--- Data provided ---
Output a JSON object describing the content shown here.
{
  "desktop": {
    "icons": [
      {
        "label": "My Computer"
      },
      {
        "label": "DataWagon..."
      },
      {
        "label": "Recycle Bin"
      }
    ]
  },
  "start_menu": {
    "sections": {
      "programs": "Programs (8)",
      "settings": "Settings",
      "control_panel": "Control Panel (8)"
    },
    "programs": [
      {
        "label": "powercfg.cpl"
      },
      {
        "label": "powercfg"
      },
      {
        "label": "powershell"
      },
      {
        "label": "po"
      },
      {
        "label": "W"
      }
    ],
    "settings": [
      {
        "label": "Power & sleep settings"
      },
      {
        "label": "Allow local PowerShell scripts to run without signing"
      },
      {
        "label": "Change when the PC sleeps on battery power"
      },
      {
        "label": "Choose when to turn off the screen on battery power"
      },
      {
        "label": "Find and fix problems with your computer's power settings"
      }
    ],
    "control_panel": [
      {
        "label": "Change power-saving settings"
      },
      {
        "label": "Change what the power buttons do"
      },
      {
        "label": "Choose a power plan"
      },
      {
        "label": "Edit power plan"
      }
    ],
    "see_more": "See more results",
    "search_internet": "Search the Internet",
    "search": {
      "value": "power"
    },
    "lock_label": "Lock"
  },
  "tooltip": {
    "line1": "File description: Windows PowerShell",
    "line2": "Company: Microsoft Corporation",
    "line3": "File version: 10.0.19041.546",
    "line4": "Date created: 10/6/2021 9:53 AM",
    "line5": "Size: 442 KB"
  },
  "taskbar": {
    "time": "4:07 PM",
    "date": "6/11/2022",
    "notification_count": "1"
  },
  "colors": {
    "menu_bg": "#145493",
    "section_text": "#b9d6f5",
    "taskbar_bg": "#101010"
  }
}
---
(What you need to do):
From the listing above, extract all records word for word.

(Written reply):
Output a JSON object describing the content shown here.
{
  "desktop": {
    "icons": [
      {
        "label": "My Computer"
      },
      {
        "label": "DataWagon..."
      },
      {
        "label": "Recycle Bin"
      }
    ]
  },
  "start_menu": {
    "sections": {
      "programs": "Programs (8)",
      "settings": "Settings",
      "control_panel": "Control Panel (8)"
    },
    "programs": [
      {
        "label": "powercfg.cpl"
      },
      {
        "label": "powercfg"
      },
      {
        "label": "powershell"
      },
      {
        "label": "po"
      },
      {
        "label": "W"
      }
    ],
    "settings": [
      {
        "label": "Power & sleep settings"
      },
      {
        "label": "Allow local PowerShell scripts to run without signing"
      },
      {
        "label": "Change when the PC sleeps on battery power"
      },
      {
        "label": "Choose when to turn off the screen on battery power"
      },
      {
        "label": "Find and fix problems with your computer's power settings"
      }
    ],
    "control_panel": [
      {
        "label": "Change power-saving settings"
      },
      {
        "label": "Change what the power buttons do"
      },
      {
        "label": "Choose a power plan"
      },
      {
        "label": "Edit power plan"
      }
    ],
    "see_more": "See more results",
    "search_internet": "Search the Internet",
    "search": {
      "value": "power"
    },
    "lock_label": "Lock"
  },
  "tooltip": {
    "line1": "File description: Windows PowerShell",
    "line2": "Company: Microsoft Corporation",
    "line3": "File version: 10.0.19041.546",
    "line4": "Date created: 10/6/2021 9:53 AM",
    "line5": "Size: 442 KB"
  },
  "taskbar": {
    "time": "4:07 PM",
    "date": "6/11/2022",
    "notification_count": "1"
  },
  "colors": {
    "menu_bg": "#145493",
    "section_text": "#b9d6f5",
    "taskbar_bg": "#101010"
  }
}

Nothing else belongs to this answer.